» WRITTEN INSTRUCTION:
Return the records word for word. Any pictures in them are not part of the copy.

» DATA ENTRIES:
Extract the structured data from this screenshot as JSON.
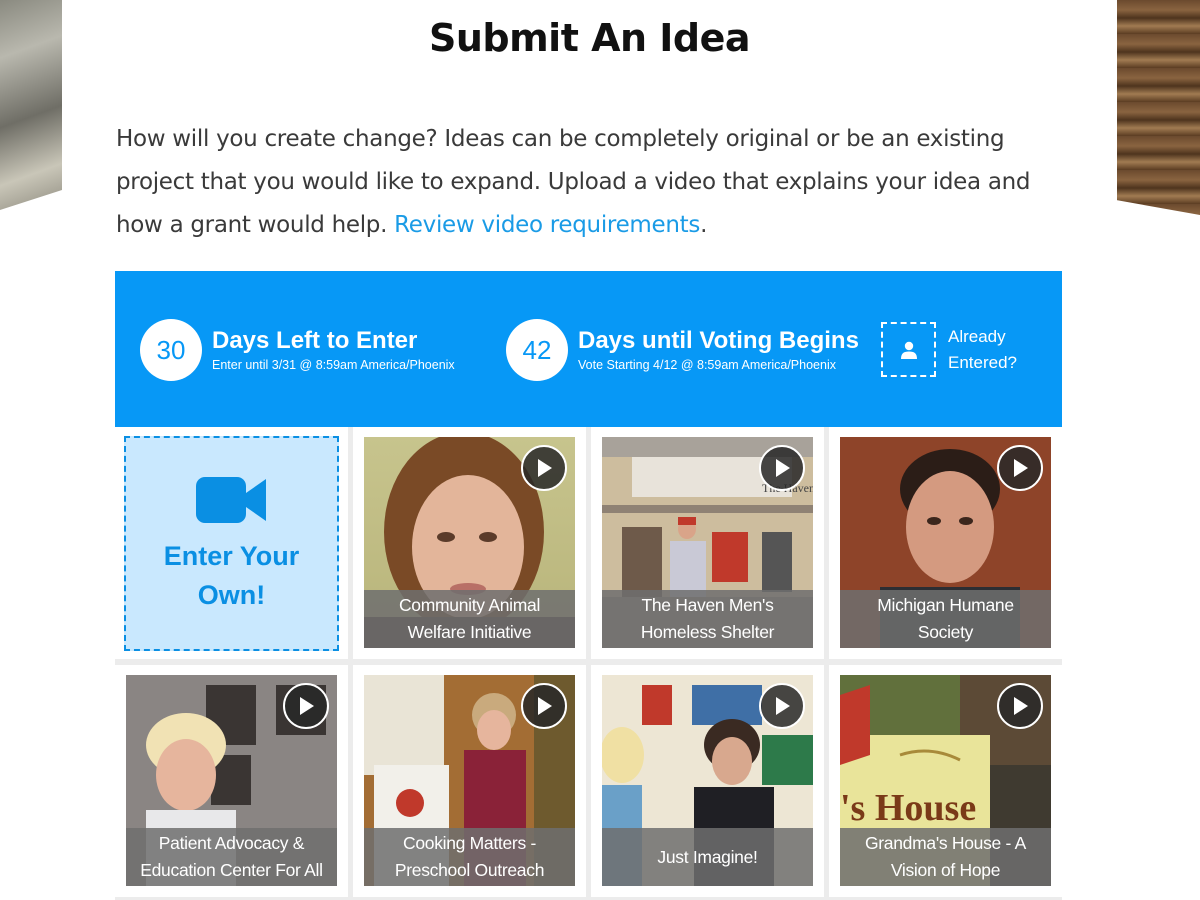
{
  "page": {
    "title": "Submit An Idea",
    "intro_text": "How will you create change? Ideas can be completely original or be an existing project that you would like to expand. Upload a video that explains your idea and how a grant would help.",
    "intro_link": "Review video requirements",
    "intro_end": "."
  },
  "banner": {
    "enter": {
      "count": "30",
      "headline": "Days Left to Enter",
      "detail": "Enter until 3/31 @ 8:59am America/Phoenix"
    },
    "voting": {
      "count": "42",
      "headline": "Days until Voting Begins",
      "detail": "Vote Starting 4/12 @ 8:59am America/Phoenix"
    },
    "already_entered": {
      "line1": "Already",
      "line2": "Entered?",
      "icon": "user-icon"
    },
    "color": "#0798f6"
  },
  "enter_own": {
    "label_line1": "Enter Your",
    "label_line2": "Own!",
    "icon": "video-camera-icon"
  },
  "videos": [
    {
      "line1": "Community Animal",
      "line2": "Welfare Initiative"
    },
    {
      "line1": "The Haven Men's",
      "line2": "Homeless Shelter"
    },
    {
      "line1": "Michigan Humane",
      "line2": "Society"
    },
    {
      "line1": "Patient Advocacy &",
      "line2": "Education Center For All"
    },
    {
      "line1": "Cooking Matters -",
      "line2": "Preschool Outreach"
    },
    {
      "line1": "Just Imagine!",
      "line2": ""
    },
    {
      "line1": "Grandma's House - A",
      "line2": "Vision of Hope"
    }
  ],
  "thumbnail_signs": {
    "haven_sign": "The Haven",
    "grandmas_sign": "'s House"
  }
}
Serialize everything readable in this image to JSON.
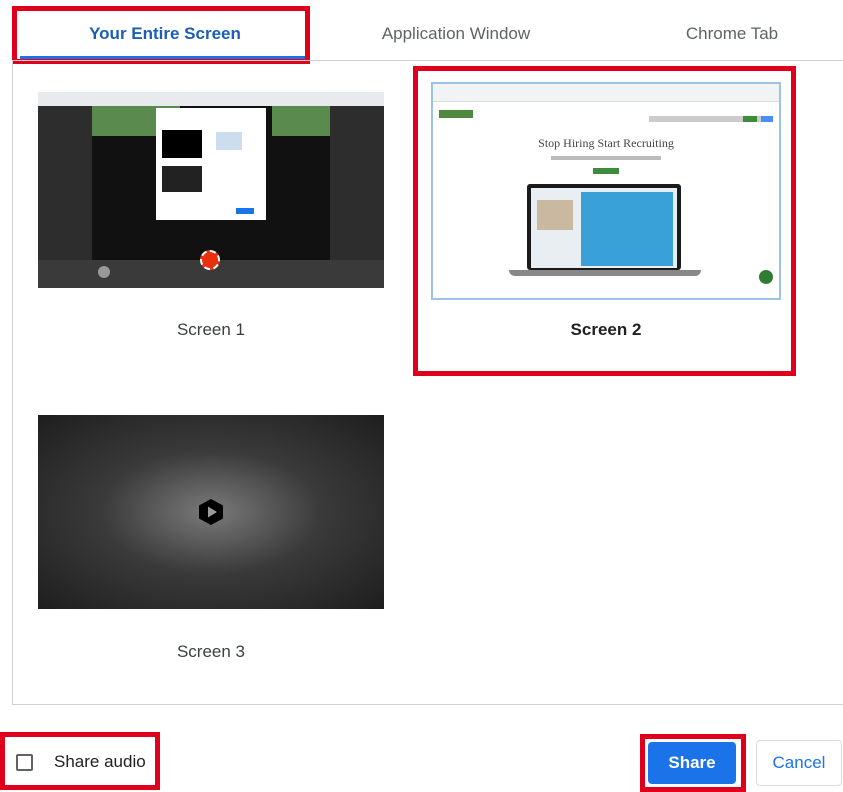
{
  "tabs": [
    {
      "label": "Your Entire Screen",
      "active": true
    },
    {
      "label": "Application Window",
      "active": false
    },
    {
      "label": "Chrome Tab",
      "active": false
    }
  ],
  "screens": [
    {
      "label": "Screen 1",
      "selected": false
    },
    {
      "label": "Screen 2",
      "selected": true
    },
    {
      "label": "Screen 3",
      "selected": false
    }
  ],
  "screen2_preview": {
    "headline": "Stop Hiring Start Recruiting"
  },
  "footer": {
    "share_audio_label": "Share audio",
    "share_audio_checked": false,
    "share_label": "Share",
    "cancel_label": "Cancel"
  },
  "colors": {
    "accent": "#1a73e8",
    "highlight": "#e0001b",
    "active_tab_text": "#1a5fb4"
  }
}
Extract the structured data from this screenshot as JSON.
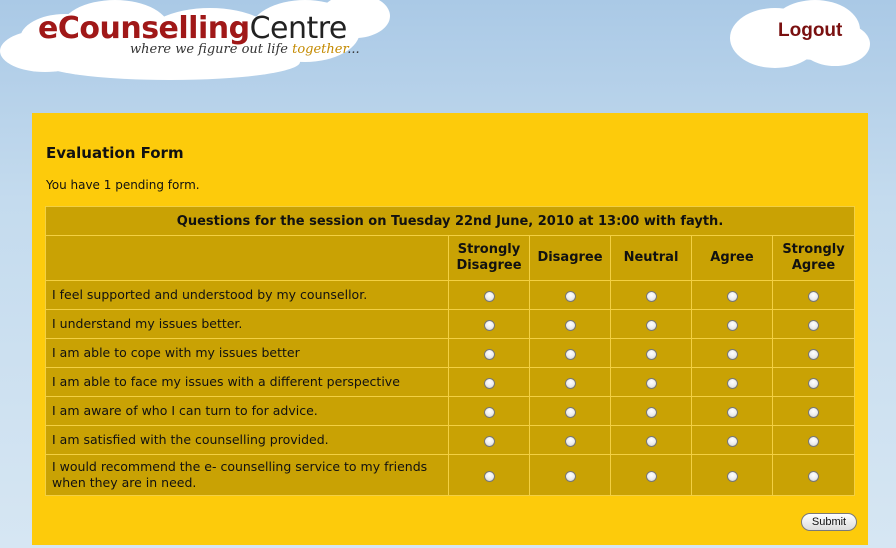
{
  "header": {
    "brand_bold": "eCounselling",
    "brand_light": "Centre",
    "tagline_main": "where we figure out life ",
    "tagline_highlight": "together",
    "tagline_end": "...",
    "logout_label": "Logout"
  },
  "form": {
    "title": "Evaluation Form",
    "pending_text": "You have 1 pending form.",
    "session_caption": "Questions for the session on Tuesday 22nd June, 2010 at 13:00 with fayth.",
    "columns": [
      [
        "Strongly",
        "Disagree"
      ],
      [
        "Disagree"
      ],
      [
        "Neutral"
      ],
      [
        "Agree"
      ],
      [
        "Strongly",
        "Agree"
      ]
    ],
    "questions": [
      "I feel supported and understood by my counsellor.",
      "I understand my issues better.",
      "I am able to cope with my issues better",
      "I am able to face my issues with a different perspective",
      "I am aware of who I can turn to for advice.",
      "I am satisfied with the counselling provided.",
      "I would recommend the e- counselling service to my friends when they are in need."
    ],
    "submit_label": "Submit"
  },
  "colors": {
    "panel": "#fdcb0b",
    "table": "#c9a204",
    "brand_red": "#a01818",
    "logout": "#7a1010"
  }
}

» ANSWER TO THIS PROBLEM:
Extract the structured data from this screenshot as JSON.
{
  "page": {
    "title": "Submit An Idea",
    "intro_text": "How will you create change? Ideas can be completely original or be an existing project that you would like to expand. Upload a video that explains your idea and how a grant would help.",
    "intro_link": "Review video requirements",
    "intro_end": "."
  },
  "banner": {
    "enter": {
      "count": "30",
      "headline": "Days Left to Enter",
      "detail": "Enter until 3/31 @ 8:59am America/Phoenix"
    },
    "voting": {
      "count": "42",
      "headline": "Days until Voting Begins",
      "detail": "Vote Starting 4/12 @ 8:59am America/Phoenix"
    },
    "already_entered": {
      "line1": "Already",
      "line2": "Entered?",
      "icon": "user-icon"
    },
    "color": "#0798f6"
  },
  "enter_own": {
    "label_line1": "Enter Your",
    "label_line2": "Own!",
    "icon": "video-camera-icon"
  },
  "videos": [
    {
      "line1": "Community Animal",
      "line2": "Welfare Initiative"
    },
    {
      "line1": "The Haven Men's",
      "line2": "Homeless Shelter"
    },
    {
      "line1": "Michigan Humane",
      "line2": "Society"
    },
    {
      "line1": "Patient Advocacy &",
      "line2": "Education Center For All"
    },
    {
      "line1": "Cooking Matters -",
      "line2": "Preschool Outreach"
    },
    {
      "line1": "Just Imagine!",
      "line2": ""
    },
    {
      "line1": "Grandma's House - A",
      "line2": "Vision of Hope"
    }
  ],
  "thumbnail_signs": {
    "haven_sign": "The Haven",
    "grandmas_sign": "'s House"
  }
}
Serialize everything readable in this image to JSON.
{
  "tabs": [
    {
      "label": "Your Entire Screen",
      "active": true
    },
    {
      "label": "Application Window",
      "active": false
    },
    {
      "label": "Chrome Tab",
      "active": false
    }
  ],
  "screens": [
    {
      "label": "Screen 1",
      "selected": false
    },
    {
      "label": "Screen 2",
      "selected": true
    },
    {
      "label": "Screen 3",
      "selected": false
    }
  ],
  "screen2_preview": {
    "headline": "Stop Hiring Start Recruiting"
  },
  "footer": {
    "share_audio_label": "Share audio",
    "share_audio_checked": false,
    "share_label": "Share",
    "cancel_label": "Cancel"
  },
  "colors": {
    "accent": "#1a73e8",
    "highlight": "#e0001b",
    "active_tab_text": "#1a5fb4"
  }
}
Extract the structured data from this screenshot as JSON.
{
  "header": {
    "brand_bold": "eCounselling",
    "brand_light": "Centre",
    "tagline_main": "where we figure out life ",
    "tagline_highlight": "together",
    "tagline_end": "...",
    "logout_label": "Logout"
  },
  "form": {
    "title": "Evaluation Form",
    "pending_text": "You have 1 pending form.",
    "session_caption": "Questions for the session on Tuesday 22nd June, 2010 at 13:00 with fayth.",
    "columns": [
      [
        "Strongly",
        "Disagree"
      ],
      [
        "Disagree"
      ],
      [
        "Neutral"
      ],
      [
        "Agree"
      ],
      [
        "Strongly",
        "Agree"
      ]
    ],
    "questions": [
      "I feel supported and understood by my counsellor.",
      "I understand my issues better.",
      "I am able to cope with my issues better",
      "I am able to face my issues with a different perspective",
      "I am aware of who I can turn to for advice.",
      "I am satisfied with the counselling provided.",
      "I would recommend the e- counselling service to my friends when they are in need."
    ],
    "submit_label": "Submit"
  },
  "colors": {
    "panel": "#fdcb0b",
    "table": "#c9a204",
    "brand_red": "#a01818",
    "logout": "#7a1010"
  }
}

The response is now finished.